GOAL
State how many lines include "rank", giving the number by itself.

EXCERPTED RECORDS
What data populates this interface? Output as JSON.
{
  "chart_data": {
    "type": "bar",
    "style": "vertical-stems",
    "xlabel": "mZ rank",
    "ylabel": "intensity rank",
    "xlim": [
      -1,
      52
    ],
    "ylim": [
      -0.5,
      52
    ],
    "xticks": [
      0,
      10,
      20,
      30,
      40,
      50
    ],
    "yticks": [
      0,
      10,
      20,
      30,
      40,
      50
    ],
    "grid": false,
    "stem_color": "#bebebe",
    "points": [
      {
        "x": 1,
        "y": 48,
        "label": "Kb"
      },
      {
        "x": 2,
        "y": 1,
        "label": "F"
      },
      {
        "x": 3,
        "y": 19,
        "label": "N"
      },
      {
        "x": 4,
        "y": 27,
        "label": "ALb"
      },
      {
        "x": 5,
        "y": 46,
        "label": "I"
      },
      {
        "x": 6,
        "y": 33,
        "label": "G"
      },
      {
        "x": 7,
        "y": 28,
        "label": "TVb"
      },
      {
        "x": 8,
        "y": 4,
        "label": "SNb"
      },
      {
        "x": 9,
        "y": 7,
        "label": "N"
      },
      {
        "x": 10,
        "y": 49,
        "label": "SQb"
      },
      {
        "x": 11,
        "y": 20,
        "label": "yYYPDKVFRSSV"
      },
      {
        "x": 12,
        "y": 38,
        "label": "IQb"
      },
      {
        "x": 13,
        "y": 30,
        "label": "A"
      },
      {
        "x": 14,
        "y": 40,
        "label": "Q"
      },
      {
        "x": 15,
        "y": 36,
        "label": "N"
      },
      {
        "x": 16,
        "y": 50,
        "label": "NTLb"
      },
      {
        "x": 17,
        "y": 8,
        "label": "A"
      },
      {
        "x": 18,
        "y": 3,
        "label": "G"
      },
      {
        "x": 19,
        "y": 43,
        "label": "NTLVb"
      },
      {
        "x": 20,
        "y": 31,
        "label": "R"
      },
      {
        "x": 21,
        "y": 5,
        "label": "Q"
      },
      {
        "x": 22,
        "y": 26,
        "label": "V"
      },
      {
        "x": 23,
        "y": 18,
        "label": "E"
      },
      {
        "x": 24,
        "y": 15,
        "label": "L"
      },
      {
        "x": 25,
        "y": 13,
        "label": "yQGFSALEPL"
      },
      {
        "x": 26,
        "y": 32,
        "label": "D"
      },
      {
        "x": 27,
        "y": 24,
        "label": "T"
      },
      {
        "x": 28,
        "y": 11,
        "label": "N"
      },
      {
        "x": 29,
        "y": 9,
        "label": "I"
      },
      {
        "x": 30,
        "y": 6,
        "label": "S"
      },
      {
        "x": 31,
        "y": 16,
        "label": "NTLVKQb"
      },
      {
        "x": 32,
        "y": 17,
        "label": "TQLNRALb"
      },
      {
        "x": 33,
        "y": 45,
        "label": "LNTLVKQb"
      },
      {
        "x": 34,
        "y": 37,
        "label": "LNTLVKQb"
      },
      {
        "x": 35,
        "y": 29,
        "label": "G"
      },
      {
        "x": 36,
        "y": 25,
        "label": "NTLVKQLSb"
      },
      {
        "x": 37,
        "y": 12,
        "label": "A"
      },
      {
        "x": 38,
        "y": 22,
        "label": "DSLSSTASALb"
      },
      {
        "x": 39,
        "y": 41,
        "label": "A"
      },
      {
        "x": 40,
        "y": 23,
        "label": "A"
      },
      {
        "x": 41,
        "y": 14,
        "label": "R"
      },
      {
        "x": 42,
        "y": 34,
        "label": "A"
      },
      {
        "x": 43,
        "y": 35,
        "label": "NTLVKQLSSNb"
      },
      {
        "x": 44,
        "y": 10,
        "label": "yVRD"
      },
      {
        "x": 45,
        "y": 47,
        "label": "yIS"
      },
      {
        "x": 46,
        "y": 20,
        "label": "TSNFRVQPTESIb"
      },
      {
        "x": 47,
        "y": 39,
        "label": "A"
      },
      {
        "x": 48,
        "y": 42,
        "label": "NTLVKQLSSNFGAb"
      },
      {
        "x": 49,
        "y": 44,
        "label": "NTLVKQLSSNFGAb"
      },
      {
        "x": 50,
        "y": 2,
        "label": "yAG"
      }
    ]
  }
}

TASK OUTPUT
2